>> BEGIN PROVIDED INFORMATION
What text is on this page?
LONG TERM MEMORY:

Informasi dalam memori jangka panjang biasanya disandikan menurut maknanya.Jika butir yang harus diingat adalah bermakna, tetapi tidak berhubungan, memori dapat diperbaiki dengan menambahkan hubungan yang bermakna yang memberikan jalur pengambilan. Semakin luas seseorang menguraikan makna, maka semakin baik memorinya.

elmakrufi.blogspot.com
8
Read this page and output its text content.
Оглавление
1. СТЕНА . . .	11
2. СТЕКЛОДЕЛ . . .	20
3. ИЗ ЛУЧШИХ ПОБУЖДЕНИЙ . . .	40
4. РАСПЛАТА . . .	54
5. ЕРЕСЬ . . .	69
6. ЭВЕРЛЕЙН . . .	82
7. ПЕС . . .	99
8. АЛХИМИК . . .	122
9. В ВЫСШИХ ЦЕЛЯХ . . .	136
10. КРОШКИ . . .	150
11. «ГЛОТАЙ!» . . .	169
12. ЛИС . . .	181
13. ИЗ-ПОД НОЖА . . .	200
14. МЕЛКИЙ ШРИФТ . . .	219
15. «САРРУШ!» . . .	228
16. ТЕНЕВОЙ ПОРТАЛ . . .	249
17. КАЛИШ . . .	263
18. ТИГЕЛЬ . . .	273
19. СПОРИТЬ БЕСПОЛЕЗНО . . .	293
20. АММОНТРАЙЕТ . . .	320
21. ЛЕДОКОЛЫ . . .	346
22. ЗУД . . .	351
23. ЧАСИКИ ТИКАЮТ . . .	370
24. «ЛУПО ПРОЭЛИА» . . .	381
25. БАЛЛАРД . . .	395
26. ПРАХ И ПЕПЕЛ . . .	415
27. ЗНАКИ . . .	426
>> END PROVIDED INFORMATION
→ THE TASK:
Give back the whole listing exactly as it reads.

→ ANSWER FOR THE TASK:
What text is on this page?
LONG TERM MEMORY:

Informasi dalam memori jangka panjang biasanya disandikan menurut maknanya.Jika butir yang harus diingat adalah bermakna, tetapi tidak berhubungan, memori dapat diperbaiki dengan menambahkan hubungan yang bermakna yang memberikan jalur pengambilan. Semakin luas seseorang menguraikan makna, maka semakin baik memorinya.

elmakrufi.blogspot.com
8
Read this page and output its text content.
Оглавление
1. СТЕНА . . .	11
2. СТЕКЛОДЕЛ . . .	20
3. ИЗ ЛУЧШИХ ПОБУЖДЕНИЙ . . .	40
4. РАСПЛАТА . . .	54
5. ЕРЕСЬ . . .	69
6. ЭВЕРЛЕЙН . . .	82
7. ПЕС . . .	99
8. АЛХИМИК . . .	122
9. В ВЫСШИХ ЦЕЛЯХ . . .	136
10. КРОШКИ . . .	150
11. «ГЛОТАЙ!» . . .	169
12. ЛИС . . .	181
13. ИЗ-ПОД НОЖА . . .	200
14. МЕЛКИЙ ШРИФТ . . .	219
15. «САРРУШ!» . . .	228
16. ТЕНЕВОЙ ПОРТАЛ . . .	249
17. КАЛИШ . . .	263
18. ТИГЕЛЬ . . .	273
19. СПОРИТЬ БЕСПОЛЕЗНО . . .	293
20. АММОНТРАЙЕТ . . .	320
21. ЛЕДОКОЛЫ . . .	346
22. ЗУД . . .	351
23. ЧАСИКИ ТИКАЮТ . . .	370
24. «ЛУПО ПРОЭЛИА» . . .	381
25. БАЛЛАРД . . .	395
26. ПРАХ И ПЕПЕЛ . . .	415
27. ЗНАКИ . . .	426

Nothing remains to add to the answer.